She got her teaching certificate and taught in Grant Creek and then in Whitehall, but she failed the test to renew her certificate and moved to Missoula to work in a department store. When her father contracted Rocky Mountain spotted fever, she quit to nurse him. He died in May 1904.
With her brother Wellington, who was attending Harvard University, she toured the East, visiting Chicago, Boston, Washington, and eventually began working as a nurse on the Lower East Side of New York City. Surrounded by poverty and deprivation, Rankin was motivated, not depressed, and came to believe that social workers could do more than nurses to help people. She enrolled in the New York School of Philanthropy, whose creed was “not that the creation of a favorable environment will of itself transform character, but that the normal man, who is now crushed, will under favorable conditions, rise unaided.” A creed of optimism, opposing the more popular views of social Darwinism that saw the poor as unfit, and that aid to the poor would but increase their number. The school exposed Rankin and her fellow students to interesting guest lecturers such as, Louis Brandeis, Booker T. Washington, Judge Ben Lindsey, and Florence Kelly.
Rankin graduated in 1909, and took a job at the Washington Children’s Home Society. Where she worked with the needy children, instead of a management job she expected (only the men received those jobs). She recalled the pain of too many failures. Of the 286 children the society placed in homes, 113 were returned to society care and 13 died in foster care; and the Washington society was considered a model organization in child welfare. In 1910, she quit and started attending classes at the University of Washington.
She was recruited to work for the Washington referendum for suffrage. In this work, she found her voice, and a political mentor in former Denver journalist Minnie J. Reynolds, who taught Rankin not to be distracted by side issues, to focus on one issue exclusively. The suffrage movement continually sputtered because of the real, and perceived ties, to temperance. The Washington movement did not get sidetracked; Rankin became an excellent speaker prepared for political success, a fixture in the national suffrage movement. She went to work for the National American Woman Suffrage Association, directing the successful campaign for women’s suffrage in North Dakota. She returned to Montana to work for suffrage, which passed in 1914.
She shared a core belief with suffragists that federal government ineptitude and corruption was directly related to absence of women in the process, and in 1916, with the help of her brother, Wellington, who was a powerful Republican, she was elected as Montana’s at-large representative to Congress.
Her election was celebrated across America, but many of her supporters, and fellow suffragists, thought her vote against the United States entering World War I damaged her political future. Fifty representatives voted against the resolution supporting American intervention. Rankin said, "I felt the first time the first woman had a chance to say no to war she should say it."
In 1918, she was defeated in the Republican primary for Montana’s Senate seat, and ran as independent. She finished third, with 23 percent of the votes. Incumbent Thomas Walsh, a Democrat, won with 41 percent.
After her defeat, she joined the Florence Kelly’s National Consumers League, and then worked for a number of peace organizations.
In 1940, she was elected to Congress on an anti-war plank. After the surprise attack on Pearl Harbor on Dec. 7, 1941, Rankin was the only member of Congress to vote against declaring war. She did not run for re-election.
She maintained her efforts against war, for peace, and for women’s rights. She died in Carmel, California, on May 18, 1973.

Stated problem a: According to the text about Rankin, why did she enroll in the New York School of Philanthropy after working as a nurse? Answer in one to three sentences.

Collected data:
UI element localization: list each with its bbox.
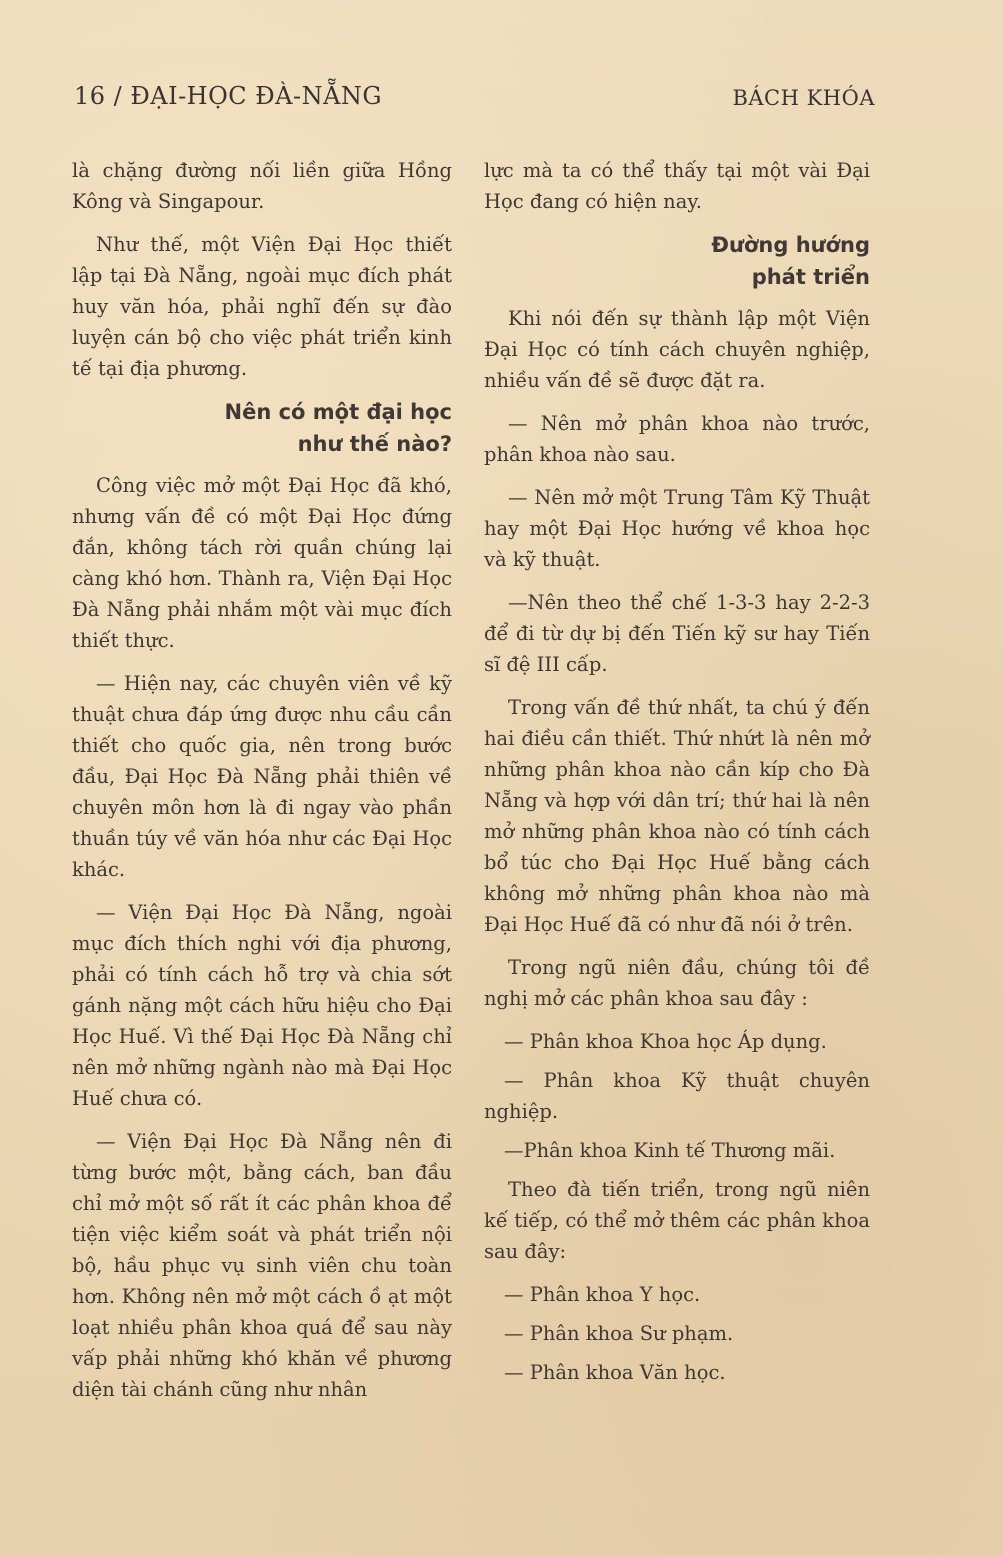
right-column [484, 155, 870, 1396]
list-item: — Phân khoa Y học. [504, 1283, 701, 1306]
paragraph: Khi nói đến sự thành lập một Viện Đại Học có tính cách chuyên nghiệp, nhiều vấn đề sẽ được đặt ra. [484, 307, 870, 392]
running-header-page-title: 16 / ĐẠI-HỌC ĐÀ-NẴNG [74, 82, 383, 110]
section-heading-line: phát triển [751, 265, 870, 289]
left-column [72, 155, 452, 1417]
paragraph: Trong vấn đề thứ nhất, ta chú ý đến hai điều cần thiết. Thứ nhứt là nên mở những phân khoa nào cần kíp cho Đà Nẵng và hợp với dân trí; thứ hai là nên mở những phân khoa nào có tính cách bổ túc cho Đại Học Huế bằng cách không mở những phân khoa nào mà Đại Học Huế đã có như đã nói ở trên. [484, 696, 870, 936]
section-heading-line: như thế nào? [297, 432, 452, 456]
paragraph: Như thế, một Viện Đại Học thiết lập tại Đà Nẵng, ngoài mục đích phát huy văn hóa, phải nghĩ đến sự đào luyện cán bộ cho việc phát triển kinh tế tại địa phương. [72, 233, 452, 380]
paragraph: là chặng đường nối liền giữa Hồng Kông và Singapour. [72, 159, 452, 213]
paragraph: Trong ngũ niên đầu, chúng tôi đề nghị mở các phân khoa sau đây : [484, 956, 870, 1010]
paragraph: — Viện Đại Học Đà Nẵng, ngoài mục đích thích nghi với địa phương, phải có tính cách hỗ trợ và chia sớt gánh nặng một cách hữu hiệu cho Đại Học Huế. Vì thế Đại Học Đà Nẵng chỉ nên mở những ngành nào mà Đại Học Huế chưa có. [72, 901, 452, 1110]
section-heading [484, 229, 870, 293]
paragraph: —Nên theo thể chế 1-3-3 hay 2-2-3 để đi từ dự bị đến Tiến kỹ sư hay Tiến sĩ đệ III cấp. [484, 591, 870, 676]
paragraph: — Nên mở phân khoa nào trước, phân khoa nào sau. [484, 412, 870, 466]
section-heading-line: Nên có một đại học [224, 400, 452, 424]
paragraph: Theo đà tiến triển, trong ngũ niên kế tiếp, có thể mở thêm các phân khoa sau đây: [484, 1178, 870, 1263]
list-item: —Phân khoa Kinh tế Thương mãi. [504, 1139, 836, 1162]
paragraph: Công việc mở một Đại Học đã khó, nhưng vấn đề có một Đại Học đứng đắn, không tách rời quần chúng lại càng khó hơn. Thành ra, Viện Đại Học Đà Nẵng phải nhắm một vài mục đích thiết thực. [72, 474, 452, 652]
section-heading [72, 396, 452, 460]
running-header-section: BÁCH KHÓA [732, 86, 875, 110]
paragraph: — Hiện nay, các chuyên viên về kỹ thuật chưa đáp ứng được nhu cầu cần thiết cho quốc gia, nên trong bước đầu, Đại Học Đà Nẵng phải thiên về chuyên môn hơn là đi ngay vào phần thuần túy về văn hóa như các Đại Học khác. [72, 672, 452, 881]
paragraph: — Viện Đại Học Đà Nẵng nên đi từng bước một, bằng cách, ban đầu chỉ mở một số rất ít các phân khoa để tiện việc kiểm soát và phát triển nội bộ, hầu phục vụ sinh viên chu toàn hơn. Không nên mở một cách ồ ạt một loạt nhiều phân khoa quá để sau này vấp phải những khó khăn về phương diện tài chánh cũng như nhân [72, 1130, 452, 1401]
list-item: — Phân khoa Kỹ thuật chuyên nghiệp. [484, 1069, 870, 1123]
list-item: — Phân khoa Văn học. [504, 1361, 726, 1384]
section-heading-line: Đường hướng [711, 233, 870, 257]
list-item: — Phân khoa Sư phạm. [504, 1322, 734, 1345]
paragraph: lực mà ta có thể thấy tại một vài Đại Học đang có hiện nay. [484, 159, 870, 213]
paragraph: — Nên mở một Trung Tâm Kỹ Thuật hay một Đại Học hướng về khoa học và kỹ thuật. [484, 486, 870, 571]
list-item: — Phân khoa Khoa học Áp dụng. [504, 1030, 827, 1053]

Stated problem b: Reproduce the records from the line with "right-column [484, 155, 870, 1396]" to the line with "running-header-section: BÁCH KHÓA", including both of those lines.

Correct response a: Her nursing work on the Lower East Side of New York City surrounded her with poverty and deprivation. That work led her to believe that social workers could do more than nurses to help people, so she enrolled in the New York School of Philanthropy.

Correct response b:
right-column [484, 155, 870, 1396]
list-item: — Phân khoa Y học. [504, 1283, 701, 1306]
paragraph: Khi nói đến sự thành lập một Viện Đại Học có tính cách chuyên nghiệp, nhiều vấn đề sẽ được đặt ra. [484, 307, 870, 392]
running-header-page-title: 16 / ĐẠI-HỌC ĐÀ-NẴNG [74, 82, 383, 110]
section-heading-line: phát triển [751, 265, 870, 289]
left-column [72, 155, 452, 1417]
paragraph: Trong vấn đề thứ nhất, ta chú ý đến hai điều cần thiết. Thứ nhứt là nên mở những phân khoa nào cần kíp cho Đà Nẵng và hợp với dân trí; thứ hai là nên mở những phân khoa nào có tính cách bổ túc cho Đại Học Huế bằng cách không mở những phân khoa nào mà Đại Học Huế đã có như đã nói ở trên. [484, 696, 870, 936]
section-heading-line: như thế nào? [297, 432, 452, 456]
paragraph: Như thế, một Viện Đại Học thiết lập tại Đà Nẵng, ngoài mục đích phát huy văn hóa, phải nghĩ đến sự đào luyện cán bộ cho việc phát triển kinh tế tại địa phương. [72, 233, 452, 380]
paragraph: là chặng đường nối liền giữa Hồng Kông và Singapour. [72, 159, 452, 213]
paragraph: Trong ngũ niên đầu, chúng tôi đề nghị mở các phân khoa sau đây : [484, 956, 870, 1010]
paragraph: — Viện Đại Học Đà Nẵng, ngoài mục đích thích nghi với địa phương, phải có tính cách hỗ trợ và chia sớt gánh nặng một cách hữu hiệu cho Đại Học Huế. Vì thế Đại Học Đà Nẵng chỉ nên mở những ngành nào mà Đại Học Huế chưa có. [72, 901, 452, 1110]
section-heading [484, 229, 870, 293]
paragraph: —Nên theo thể chế 1-3-3 hay 2-2-3 để đi từ dự bị đến Tiến kỹ sư hay Tiến sĩ đệ III cấp. [484, 591, 870, 676]
paragraph: — Nên mở phân khoa nào trước, phân khoa nào sau. [484, 412, 870, 466]
section-heading-line: Nên có một đại học [224, 400, 452, 424]
paragraph: Theo đà tiến triển, trong ngũ niên kế tiếp, có thể mở thêm các phân khoa sau đây: [484, 1178, 870, 1263]
list-item: —Phân khoa Kinh tế Thương mãi. [504, 1139, 836, 1162]
paragraph: Công việc mở một Đại Học đã khó, nhưng vấn đề có một Đại Học đứng đắn, không tách rời quần chúng lại càng khó hơn. Thành ra, Viện Đại Học Đà Nẵng phải nhắm một vài mục đích thiết thực. [72, 474, 452, 652]
section-heading [72, 396, 452, 460]
running-header-section: BÁCH KHÓA [732, 86, 875, 110]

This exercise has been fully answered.